| Problem to solve |
Scan the data below. Pull out each line where "instrument" occurs.

| Records for the exercise |
☆ ☆ ☆ ☆

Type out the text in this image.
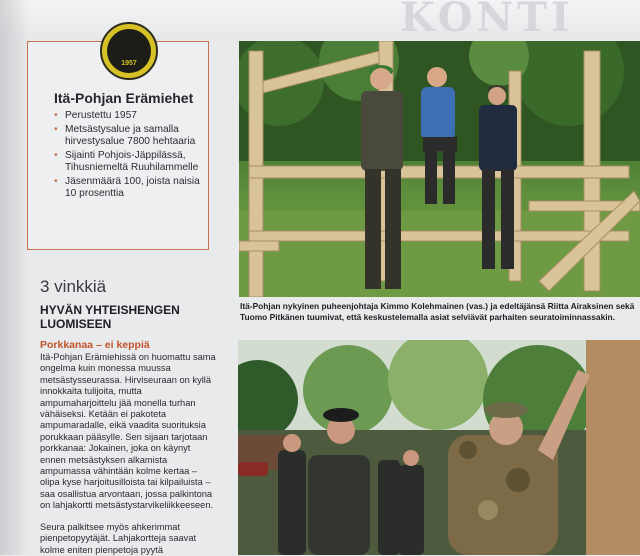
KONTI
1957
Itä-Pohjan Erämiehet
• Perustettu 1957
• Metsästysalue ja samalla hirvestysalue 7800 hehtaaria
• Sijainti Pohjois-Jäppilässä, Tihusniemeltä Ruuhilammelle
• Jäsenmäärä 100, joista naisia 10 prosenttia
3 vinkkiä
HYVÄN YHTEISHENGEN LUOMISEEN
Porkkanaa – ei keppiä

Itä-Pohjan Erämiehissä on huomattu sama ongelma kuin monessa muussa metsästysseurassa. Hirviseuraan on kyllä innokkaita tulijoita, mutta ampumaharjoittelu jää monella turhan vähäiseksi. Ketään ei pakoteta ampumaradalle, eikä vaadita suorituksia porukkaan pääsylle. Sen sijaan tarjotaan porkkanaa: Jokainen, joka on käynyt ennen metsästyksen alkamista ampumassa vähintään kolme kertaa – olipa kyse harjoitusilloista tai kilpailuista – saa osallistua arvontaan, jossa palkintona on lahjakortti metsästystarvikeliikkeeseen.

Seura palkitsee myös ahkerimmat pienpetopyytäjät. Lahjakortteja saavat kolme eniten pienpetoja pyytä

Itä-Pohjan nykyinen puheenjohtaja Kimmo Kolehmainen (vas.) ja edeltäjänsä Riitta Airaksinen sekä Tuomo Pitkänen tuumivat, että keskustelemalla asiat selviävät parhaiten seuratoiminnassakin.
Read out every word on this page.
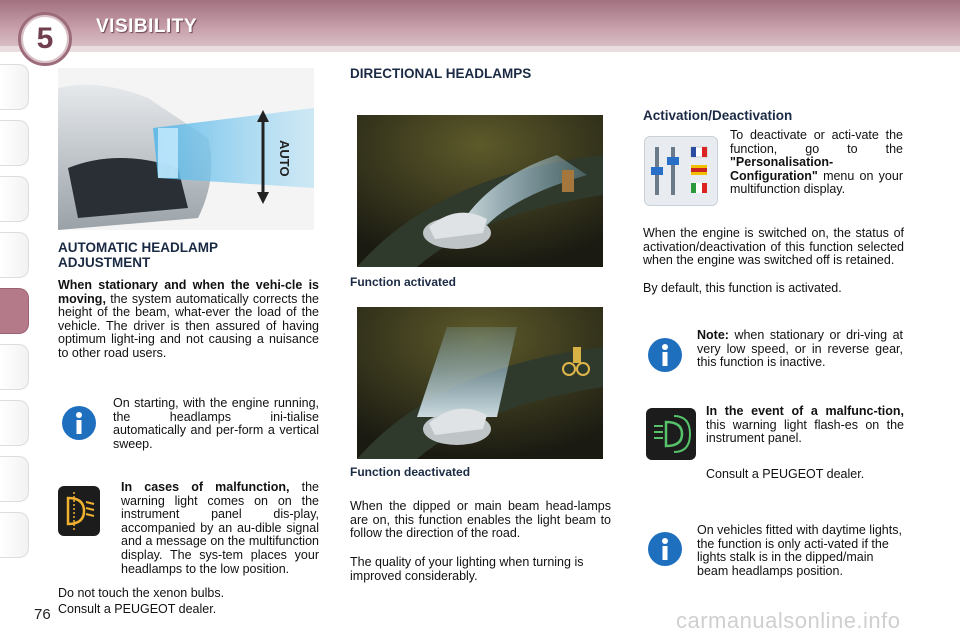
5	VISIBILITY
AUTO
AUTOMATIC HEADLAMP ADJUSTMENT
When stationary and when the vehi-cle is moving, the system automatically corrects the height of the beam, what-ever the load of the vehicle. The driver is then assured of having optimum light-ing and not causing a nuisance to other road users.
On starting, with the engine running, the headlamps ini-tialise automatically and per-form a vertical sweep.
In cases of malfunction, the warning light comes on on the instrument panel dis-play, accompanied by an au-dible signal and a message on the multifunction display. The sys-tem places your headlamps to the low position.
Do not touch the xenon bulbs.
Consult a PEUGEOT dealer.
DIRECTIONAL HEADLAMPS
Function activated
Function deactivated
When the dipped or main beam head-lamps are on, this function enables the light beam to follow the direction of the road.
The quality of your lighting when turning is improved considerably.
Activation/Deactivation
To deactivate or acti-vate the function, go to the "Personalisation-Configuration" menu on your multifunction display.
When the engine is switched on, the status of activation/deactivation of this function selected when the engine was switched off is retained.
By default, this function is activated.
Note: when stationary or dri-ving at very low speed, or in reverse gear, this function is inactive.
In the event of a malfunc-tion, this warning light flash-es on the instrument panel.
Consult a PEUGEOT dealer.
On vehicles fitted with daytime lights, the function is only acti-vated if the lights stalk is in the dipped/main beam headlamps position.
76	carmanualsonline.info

☆ ☆ ☆ ☆

| Task answer |
In cases of malfunction, the warning light comes on on the instrument panel dis-play, accompanied by an au-dible signal and a message on the multifunction display. The sys-tem places your headlamps to the low position.
In the event of a malfunc-tion, this warning light flash-es on the instrument panel.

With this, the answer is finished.